**** Information given ****

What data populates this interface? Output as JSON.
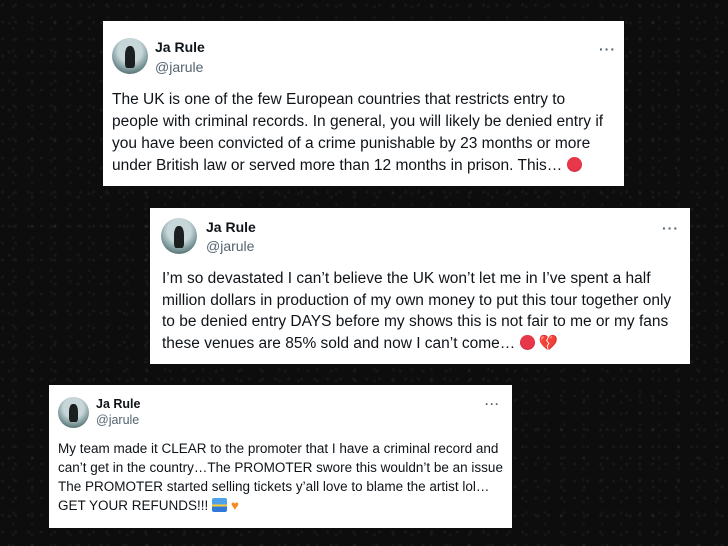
{
  "tweets": [
    {
      "name": "Ja Rule",
      "handle": "@jarule",
      "more": "···",
      "text": "The UK is one of the few European countries that restricts entry to people with criminal records. In general, you will likely be denied entry if you have been convicted of a crime punishable by 23 months or more under British law or served more than 12 months in prison. This…",
      "emoji": [
        "angry-face-icon"
      ]
    },
    {
      "name": "Ja Rule",
      "handle": "@jarule",
      "more": "···",
      "text": "I’m so devastated I can’t believe the UK won’t let me in I’ve spent a half million dollars in production of my own money to put this tour together only to be denied entry DAYS before my shows this is not fair to me or my fans these venues are 85% sold and now I can’t come…",
      "emoji": [
        "angry-face-icon",
        "broken-heart-icon"
      ]
    },
    {
      "name": "Ja Rule",
      "handle": "@jarule",
      "more": "···",
      "text": "My team made it CLEAR to the promoter that I have a criminal record and can’t get in the country…The PROMOTER swore this wouldn’t be an issue The PROMOTER started selling tickets y’all love to blame the artist lol… GET YOUR REFUNDS!!!",
      "emoji": [
        "sunrise-icon",
        "orange-heart-icon"
      ]
    }
  ],
  "colors": {
    "background": "#0d0d0d",
    "card": "#ffffff",
    "text": "#0f1419",
    "secondary": "#536471"
  }
}
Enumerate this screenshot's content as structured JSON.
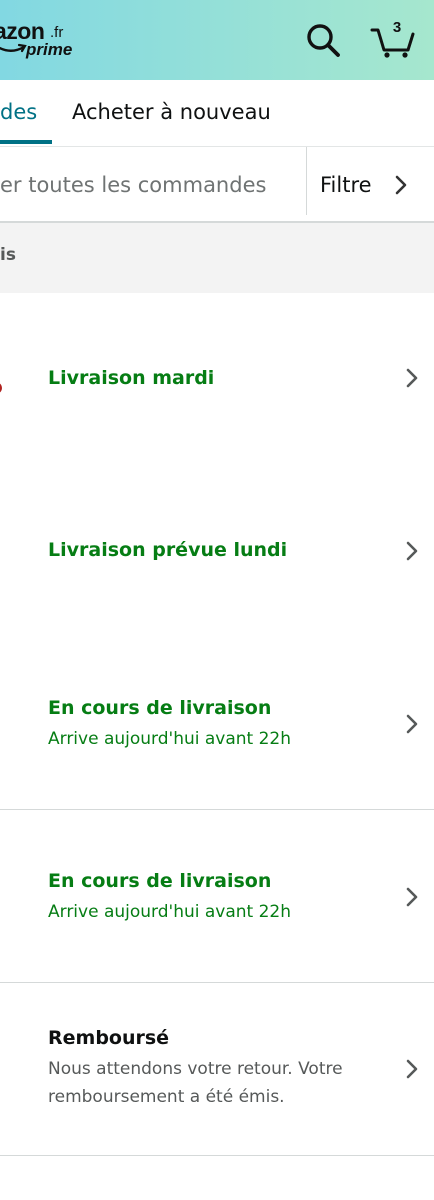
{
  "header": {
    "logo_main": "azon",
    "logo_tld": ".fr",
    "logo_prime": "prime",
    "cart_count": "3",
    "search_icon": "search-icon",
    "cart_icon": "cart-icon",
    "gradient_start": "#82d8e2",
    "gradient_end": "#a6e7ce"
  },
  "tabs": [
    {
      "label": "des",
      "active": true
    },
    {
      "label": "Acheter à nouveau",
      "active": false
    }
  ],
  "search": {
    "placeholder": "er toutes les commandes",
    "filter_label": "Filtre",
    "filter_icon": "chevron-right-icon"
  },
  "section": {
    "label": "is"
  },
  "orders": [
    {
      "title": "Livraison mardi",
      "subtitle": "",
      "title_color": "#067d14"
    },
    {
      "title": "Livraison prévue lundi",
      "subtitle": "",
      "title_color": "#067d14"
    },
    {
      "title": "En cours de livraison",
      "subtitle": "Arrive aujourd'hui avant 22h",
      "title_color": "#067d14"
    },
    {
      "title": "En cours de livraison",
      "subtitle": "Arrive aujourd'hui avant 22h",
      "title_color": "#067d14"
    },
    {
      "title": "Remboursé",
      "subtitle": "Nous attendons votre retour. Votre remboursement a été émis.",
      "title_color": "#0f1111"
    }
  ],
  "colors": {
    "accent": "#007185",
    "status_green": "#067d14",
    "text": "#0f1111",
    "muted": "#565959"
  }
}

****

Pull every line containing "JSON" out of the data above.

What data populates this interface? Output as JSON.
Enumerate this screenshot's content as structured JSON.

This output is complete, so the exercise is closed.